_DATASET EXTRACT:_
((
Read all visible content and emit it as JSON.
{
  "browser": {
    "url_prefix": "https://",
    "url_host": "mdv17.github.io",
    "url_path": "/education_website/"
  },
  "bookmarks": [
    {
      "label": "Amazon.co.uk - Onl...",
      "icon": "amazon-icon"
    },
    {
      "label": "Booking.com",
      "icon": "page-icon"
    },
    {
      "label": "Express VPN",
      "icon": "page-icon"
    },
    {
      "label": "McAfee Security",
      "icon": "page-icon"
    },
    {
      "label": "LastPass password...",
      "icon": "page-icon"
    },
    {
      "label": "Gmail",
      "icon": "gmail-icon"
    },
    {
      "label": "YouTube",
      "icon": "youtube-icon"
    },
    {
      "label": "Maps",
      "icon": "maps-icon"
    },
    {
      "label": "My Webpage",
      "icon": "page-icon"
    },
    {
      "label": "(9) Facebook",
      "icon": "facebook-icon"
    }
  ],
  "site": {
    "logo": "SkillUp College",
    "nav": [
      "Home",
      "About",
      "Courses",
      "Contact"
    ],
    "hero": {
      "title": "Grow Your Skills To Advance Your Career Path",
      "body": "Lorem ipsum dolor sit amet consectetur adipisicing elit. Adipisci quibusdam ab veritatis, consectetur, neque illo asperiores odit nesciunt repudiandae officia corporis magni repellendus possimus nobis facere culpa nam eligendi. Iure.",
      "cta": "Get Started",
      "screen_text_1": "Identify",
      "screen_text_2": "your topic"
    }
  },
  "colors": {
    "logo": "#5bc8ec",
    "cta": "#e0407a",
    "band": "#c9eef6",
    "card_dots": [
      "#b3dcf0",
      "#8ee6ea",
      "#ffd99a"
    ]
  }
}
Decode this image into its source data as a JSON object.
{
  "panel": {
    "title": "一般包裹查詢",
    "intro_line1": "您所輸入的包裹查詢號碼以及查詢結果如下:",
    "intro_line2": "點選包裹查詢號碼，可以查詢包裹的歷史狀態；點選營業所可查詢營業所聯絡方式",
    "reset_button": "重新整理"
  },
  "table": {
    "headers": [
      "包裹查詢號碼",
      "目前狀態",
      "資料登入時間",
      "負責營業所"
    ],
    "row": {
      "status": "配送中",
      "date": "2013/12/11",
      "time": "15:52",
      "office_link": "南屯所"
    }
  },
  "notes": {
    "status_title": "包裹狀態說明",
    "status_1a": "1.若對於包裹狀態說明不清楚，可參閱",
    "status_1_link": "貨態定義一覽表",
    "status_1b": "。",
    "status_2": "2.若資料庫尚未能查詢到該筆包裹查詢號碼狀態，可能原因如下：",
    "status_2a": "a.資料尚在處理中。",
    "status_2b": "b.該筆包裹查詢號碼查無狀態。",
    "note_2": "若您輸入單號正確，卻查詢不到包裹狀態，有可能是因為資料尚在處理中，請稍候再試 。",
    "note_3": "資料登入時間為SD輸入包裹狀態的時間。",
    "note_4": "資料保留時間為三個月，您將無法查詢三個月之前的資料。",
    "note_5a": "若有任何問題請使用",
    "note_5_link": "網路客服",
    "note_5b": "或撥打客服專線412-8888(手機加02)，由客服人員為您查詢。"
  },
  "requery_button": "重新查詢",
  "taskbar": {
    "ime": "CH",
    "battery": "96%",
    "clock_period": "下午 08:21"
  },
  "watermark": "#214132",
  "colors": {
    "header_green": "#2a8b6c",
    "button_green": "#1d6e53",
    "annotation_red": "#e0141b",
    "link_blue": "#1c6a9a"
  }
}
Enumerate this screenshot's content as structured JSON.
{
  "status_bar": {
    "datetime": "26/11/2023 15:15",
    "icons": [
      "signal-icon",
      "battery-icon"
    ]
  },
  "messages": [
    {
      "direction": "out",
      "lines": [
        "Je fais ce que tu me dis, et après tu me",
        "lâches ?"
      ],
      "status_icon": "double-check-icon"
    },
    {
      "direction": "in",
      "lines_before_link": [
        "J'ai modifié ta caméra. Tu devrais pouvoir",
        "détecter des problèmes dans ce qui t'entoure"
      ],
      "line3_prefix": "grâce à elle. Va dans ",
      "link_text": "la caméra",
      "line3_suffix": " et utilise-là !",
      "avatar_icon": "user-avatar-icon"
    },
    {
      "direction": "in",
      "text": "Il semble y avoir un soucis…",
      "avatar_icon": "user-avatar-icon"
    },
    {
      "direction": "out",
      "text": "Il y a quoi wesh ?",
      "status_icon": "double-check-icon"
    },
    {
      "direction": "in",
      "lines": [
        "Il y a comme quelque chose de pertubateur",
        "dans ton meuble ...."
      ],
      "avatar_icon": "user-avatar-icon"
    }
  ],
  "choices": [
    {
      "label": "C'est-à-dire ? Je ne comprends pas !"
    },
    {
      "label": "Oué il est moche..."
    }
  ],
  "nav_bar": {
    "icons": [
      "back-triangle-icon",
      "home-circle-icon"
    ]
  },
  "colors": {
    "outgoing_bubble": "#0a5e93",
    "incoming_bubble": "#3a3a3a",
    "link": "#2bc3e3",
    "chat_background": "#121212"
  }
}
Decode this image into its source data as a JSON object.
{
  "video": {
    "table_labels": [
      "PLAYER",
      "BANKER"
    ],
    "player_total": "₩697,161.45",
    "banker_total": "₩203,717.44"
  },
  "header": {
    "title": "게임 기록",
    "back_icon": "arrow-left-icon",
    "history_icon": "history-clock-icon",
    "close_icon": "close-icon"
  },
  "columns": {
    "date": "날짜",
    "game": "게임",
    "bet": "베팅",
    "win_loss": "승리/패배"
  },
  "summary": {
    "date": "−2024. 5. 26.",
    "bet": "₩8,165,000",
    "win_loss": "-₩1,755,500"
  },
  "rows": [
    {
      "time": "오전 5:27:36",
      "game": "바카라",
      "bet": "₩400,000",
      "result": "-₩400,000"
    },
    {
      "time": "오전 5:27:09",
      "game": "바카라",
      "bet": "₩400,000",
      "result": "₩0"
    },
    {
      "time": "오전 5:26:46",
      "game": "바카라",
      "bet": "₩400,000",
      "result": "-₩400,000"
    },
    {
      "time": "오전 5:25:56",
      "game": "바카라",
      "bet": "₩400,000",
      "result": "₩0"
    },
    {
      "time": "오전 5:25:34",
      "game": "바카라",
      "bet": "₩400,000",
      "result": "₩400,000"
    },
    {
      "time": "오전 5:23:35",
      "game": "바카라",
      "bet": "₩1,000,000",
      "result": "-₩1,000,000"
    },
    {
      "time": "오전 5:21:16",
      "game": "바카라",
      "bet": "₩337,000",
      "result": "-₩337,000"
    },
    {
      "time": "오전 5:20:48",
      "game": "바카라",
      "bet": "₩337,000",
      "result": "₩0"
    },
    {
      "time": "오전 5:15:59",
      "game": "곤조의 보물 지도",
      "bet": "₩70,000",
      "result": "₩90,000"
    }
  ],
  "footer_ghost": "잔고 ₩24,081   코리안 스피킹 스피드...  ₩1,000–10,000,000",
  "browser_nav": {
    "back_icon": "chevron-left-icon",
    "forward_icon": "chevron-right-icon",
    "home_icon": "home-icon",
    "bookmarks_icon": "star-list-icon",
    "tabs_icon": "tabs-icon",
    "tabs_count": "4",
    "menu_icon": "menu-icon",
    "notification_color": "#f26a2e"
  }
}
))
_PROBLEM:_ Extract the full listing above without alteration.

_SOLUTION TO THE EXERCISE:_
Read all visible content and emit it as JSON.
{
  "browser": {
    "url_prefix": "https://",
    "url_host": "mdv17.github.io",
    "url_path": "/education_website/"
  },
  "bookmarks": [
    {
      "label": "Amazon.co.uk - Onl...",
      "icon": "amazon-icon"
    },
    {
      "label": "Booking.com",
      "icon": "page-icon"
    },
    {
      "label": "Express VPN",
      "icon": "page-icon"
    },
    {
      "label": "McAfee Security",
      "icon": "page-icon"
    },
    {
      "label": "LastPass password...",
      "icon": "page-icon"
    },
    {
      "label": "Gmail",
      "icon": "gmail-icon"
    },
    {
      "label": "YouTube",
      "icon": "youtube-icon"
    },
    {
      "label": "Maps",
      "icon": "maps-icon"
    },
    {
      "label": "My Webpage",
      "icon": "page-icon"
    },
    {
      "label": "(9) Facebook",
      "icon": "facebook-icon"
    }
  ],
  "site": {
    "logo": "SkillUp College",
    "nav": [
      "Home",
      "About",
      "Courses",
      "Contact"
    ],
    "hero": {
      "title": "Grow Your Skills To Advance Your Career Path",
      "body": "Lorem ipsum dolor sit amet consectetur adipisicing elit. Adipisci quibusdam ab veritatis, consectetur, neque illo asperiores odit nesciunt repudiandae officia corporis magni repellendus possimus nobis facere culpa nam eligendi. Iure.",
      "cta": "Get Started",
      "screen_text_1": "Identify",
      "screen_text_2": "your topic"
    }
  },
  "colors": {
    "logo": "#5bc8ec",
    "cta": "#e0407a",
    "band": "#c9eef6",
    "card_dots": [
      "#b3dcf0",
      "#8ee6ea",
      "#ffd99a"
    ]
  }
}
Decode this image into its source data as a JSON object.
{
  "panel": {
    "title": "一般包裹查詢",
    "intro_line1": "您所輸入的包裹查詢號碼以及查詢結果如下:",
    "intro_line2": "點選包裹查詢號碼，可以查詢包裹的歷史狀態；點選營業所可查詢營業所聯絡方式",
    "reset_button": "重新整理"
  },
  "table": {
    "headers": [
      "包裹查詢號碼",
      "目前狀態",
      "資料登入時間",
      "負責營業所"
    ],
    "row": {
      "status": "配送中",
      "date": "2013/12/11",
      "time": "15:52",
      "office_link": "南屯所"
    }
  },
  "notes": {
    "status_title": "包裹狀態說明",
    "status_1a": "1.若對於包裹狀態說明不清楚，可參閱",
    "status_1_link": "貨態定義一覽表",
    "status_1b": "。",
    "status_2": "2.若資料庫尚未能查詢到該筆包裹查詢號碼狀態，可能原因如下：",
    "status_2a": "a.資料尚在處理中。",
    "status_2b": "b.該筆包裹查詢號碼查無狀態。",
    "note_2": "若您輸入單號正確，卻查詢不到包裹狀態，有可能是因為資料尚在處理中，請稍候再試 。",
    "note_3": "資料登入時間為SD輸入包裹狀態的時間。",
    "note_4": "資料保留時間為三個月，您將無法查詢三個月之前的資料。",
    "note_5a": "若有任何問題請使用",
    "note_5_link": "網路客服",
    "note_5b": "或撥打客服專線412-8888(手機加02)，由客服人員為您查詢。"
  },
  "requery_button": "重新查詢",
  "taskbar": {
    "ime": "CH",
    "battery": "96%",
    "clock_period": "下午 08:21"
  },
  "watermark": "#214132",
  "colors": {
    "header_green": "#2a8b6c",
    "button_green": "#1d6e53",
    "annotation_red": "#e0141b",
    "link_blue": "#1c6a9a"
  }
}
Enumerate this screenshot's content as structured JSON.
{
  "status_bar": {
    "datetime": "26/11/2023 15:15",
    "icons": [
      "signal-icon",
      "battery-icon"
    ]
  },
  "messages": [
    {
      "direction": "out",
      "lines": [
        "Je fais ce que tu me dis, et après tu me",
        "lâches ?"
      ],
      "status_icon": "double-check-icon"
    },
    {
      "direction": "in",
      "lines_before_link": [
        "J'ai modifié ta caméra. Tu devrais pouvoir",
        "détecter des problèmes dans ce qui t'entoure"
      ],
      "line3_prefix": "grâce à elle. Va dans ",
      "link_text": "la caméra",
      "line3_suffix": " et utilise-là !",
      "avatar_icon": "user-avatar-icon"
    },
    {
      "direction": "in",
      "text": "Il semble y avoir un soucis…",
      "avatar_icon": "user-avatar-icon"
    },
    {
      "direction": "out",
      "text": "Il y a quoi wesh ?",
      "status_icon": "double-check-icon"
    },
    {
      "direction": "in",
      "lines": [
        "Il y a comme quelque chose de pertubateur",
        "dans ton meuble ...."
      ],
      "avatar_icon": "user-avatar-icon"
    }
  ],
  "choices": [
    {
      "label": "C'est-à-dire ? Je ne comprends pas !"
    },
    {
      "label": "Oué il est moche..."
    }
  ],
  "nav_bar": {
    "icons": [
      "back-triangle-icon",
      "home-circle-icon"
    ]
  },
  "colors": {
    "outgoing_bubble": "#0a5e93",
    "incoming_bubble": "#3a3a3a",
    "link": "#2bc3e3",
    "chat_background": "#121212"
  }
}
Decode this image into its source data as a JSON object.
{
  "video": {
    "table_labels": [
      "PLAYER",
      "BANKER"
    ],
    "player_total": "₩697,161.45",
    "banker_total": "₩203,717.44"
  },
  "header": {
    "title": "게임 기록",
    "back_icon": "arrow-left-icon",
    "history_icon": "history-clock-icon",
    "close_icon": "close-icon"
  },
  "columns": {
    "date": "날짜",
    "game": "게임",
    "bet": "베팅",
    "win_loss": "승리/패배"
  },
  "summary": {
    "date": "−2024. 5. 26.",
    "bet": "₩8,165,000",
    "win_loss": "-₩1,755,500"
  },
  "rows": [
    {
      "time": "오전 5:27:36",
      "game": "바카라",
      "bet": "₩400,000",
      "result": "-₩400,000"
    },
    {
      "time": "오전 5:27:09",
      "game": "바카라",
      "bet": "₩400,000",
      "result": "₩0"
    },
    {
      "time": "오전 5:26:46",
      "game": "바카라",
      "bet": "₩400,000",
      "result": "-₩400,000"
    },
    {
      "time": "오전 5:25:56",
      "game": "바카라",
      "bet": "₩400,000",
      "result": "₩0"
    },
    {
      "time": "오전 5:25:34",
      "game": "바카라",
      "bet": "₩400,000",
      "result": "₩400,000"
    },
    {
      "time": "오전 5:23:35",
      "game": "바카라",
      "bet": "₩1,000,000",
      "result": "-₩1,000,000"
    },
    {
      "time": "오전 5:21:16",
      "game": "바카라",
      "bet": "₩337,000",
      "result": "-₩337,000"
    },
    {
      "time": "오전 5:20:48",
      "game": "바카라",
      "bet": "₩337,000",
      "result": "₩0"
    },
    {
      "time": "오전 5:15:59",
      "game": "곤조의 보물 지도",
      "bet": "₩70,000",
      "result": "₩90,000"
    }
  ],
  "footer_ghost": "잔고 ₩24,081   코리안 스피킹 스피드...  ₩1,000–10,000,000",
  "browser_nav": {
    "back_icon": "chevron-left-icon",
    "forward_icon": "chevron-right-icon",
    "home_icon": "home-icon",
    "bookmarks_icon": "star-list-icon",
    "tabs_icon": "tabs-icon",
    "tabs_count": "4",
    "menu_icon": "menu-icon",
    "notification_color": "#f26a2e"
  }
}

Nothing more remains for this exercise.